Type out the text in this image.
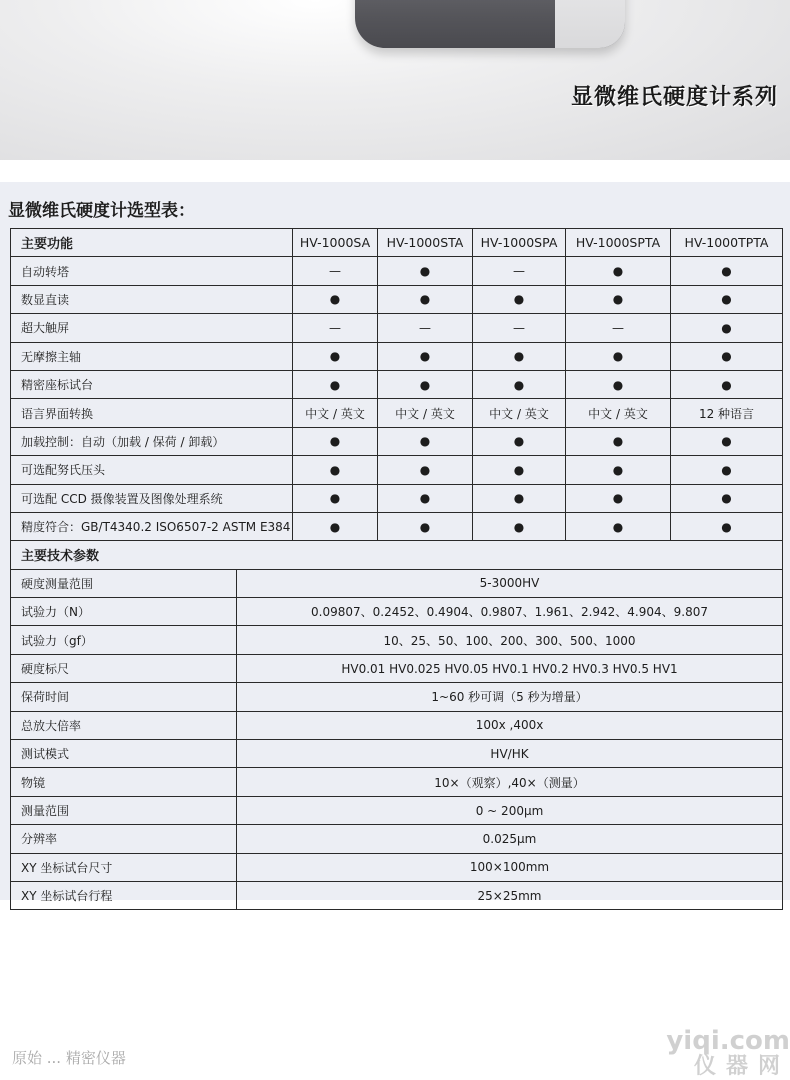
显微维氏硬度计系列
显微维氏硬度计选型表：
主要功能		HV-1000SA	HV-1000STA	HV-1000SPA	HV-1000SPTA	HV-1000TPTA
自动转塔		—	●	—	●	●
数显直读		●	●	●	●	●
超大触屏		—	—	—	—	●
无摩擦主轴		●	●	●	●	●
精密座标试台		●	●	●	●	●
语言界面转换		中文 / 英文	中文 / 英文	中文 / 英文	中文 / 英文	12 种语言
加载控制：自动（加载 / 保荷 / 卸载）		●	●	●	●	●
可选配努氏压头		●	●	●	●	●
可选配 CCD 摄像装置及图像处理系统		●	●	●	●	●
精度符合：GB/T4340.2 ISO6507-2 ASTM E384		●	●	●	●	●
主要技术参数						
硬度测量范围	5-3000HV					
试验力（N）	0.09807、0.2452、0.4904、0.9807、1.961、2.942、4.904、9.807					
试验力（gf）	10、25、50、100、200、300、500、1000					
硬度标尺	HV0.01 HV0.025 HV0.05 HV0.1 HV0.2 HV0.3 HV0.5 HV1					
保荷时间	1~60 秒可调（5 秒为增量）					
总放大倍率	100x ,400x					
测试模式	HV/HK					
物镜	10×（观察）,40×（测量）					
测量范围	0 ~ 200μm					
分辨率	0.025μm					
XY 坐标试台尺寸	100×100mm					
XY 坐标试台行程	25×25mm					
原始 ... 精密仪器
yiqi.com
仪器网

- - - -

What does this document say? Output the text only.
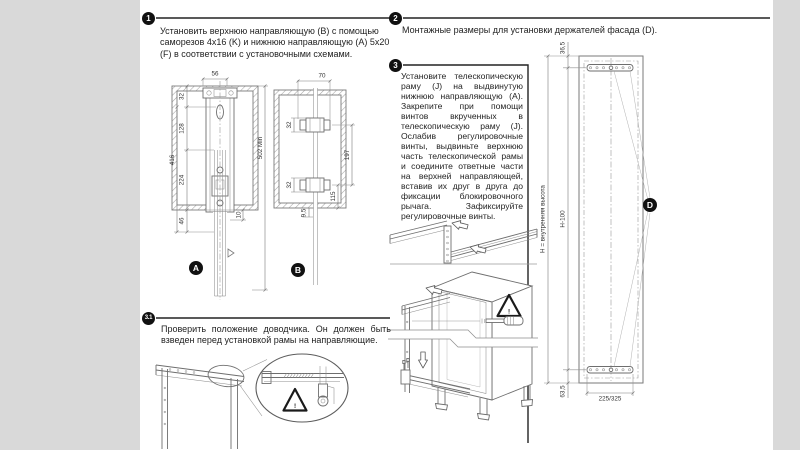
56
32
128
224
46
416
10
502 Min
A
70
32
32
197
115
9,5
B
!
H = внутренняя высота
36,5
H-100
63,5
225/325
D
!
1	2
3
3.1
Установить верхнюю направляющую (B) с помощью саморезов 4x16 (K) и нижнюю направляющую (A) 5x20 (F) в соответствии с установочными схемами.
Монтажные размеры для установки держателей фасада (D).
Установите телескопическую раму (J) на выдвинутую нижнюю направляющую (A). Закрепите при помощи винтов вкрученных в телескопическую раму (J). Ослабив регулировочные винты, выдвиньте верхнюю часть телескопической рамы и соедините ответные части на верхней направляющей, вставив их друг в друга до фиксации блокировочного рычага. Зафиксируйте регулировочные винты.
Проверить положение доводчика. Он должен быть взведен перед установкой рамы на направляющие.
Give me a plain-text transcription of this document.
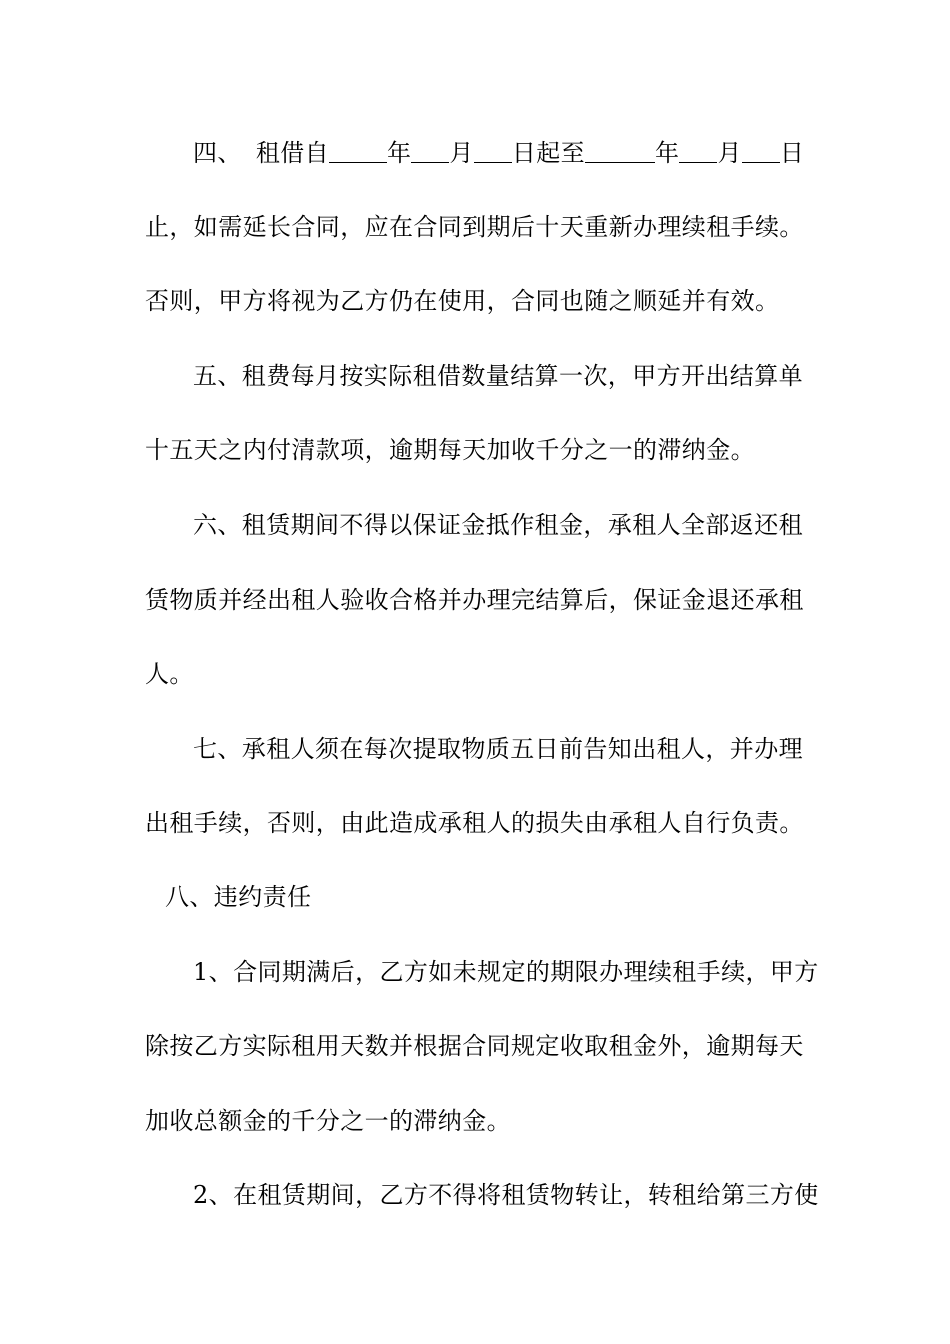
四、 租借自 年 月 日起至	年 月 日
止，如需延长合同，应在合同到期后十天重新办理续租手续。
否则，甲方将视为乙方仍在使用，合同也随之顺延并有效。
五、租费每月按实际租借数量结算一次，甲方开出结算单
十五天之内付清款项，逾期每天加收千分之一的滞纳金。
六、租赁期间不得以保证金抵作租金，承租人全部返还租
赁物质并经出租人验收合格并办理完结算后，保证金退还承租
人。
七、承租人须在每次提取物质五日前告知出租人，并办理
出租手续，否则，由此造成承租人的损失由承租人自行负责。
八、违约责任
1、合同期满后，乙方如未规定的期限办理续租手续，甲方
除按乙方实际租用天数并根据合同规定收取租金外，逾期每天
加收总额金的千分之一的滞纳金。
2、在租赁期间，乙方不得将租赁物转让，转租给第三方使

- - - -

» **WHAT YOU ARE ASKED TO DO**
Show all lines from the listing above in which "нижнюю" appears.

» **COMPLETED EXERCISE**
Установить верхнюю направляющую (B) с помощью саморезов 4x16 (K) и нижнюю направляющую (A) 5x20 (F) в соответствии с установочными схемами.
Установите телескопическую раму (J) на выдвинутую нижнюю направляющую (A). Закрепите при помощи винтов вкрученных в телескопическую раму (J). Ослабив регулировочные винты, выдвиньте верхнюю часть телескопической рамы и соедините ответные части на верхней направляющей, вставив их друг в друга до фиксации блокировочного рычага. Зафиксируйте регулировочные винты.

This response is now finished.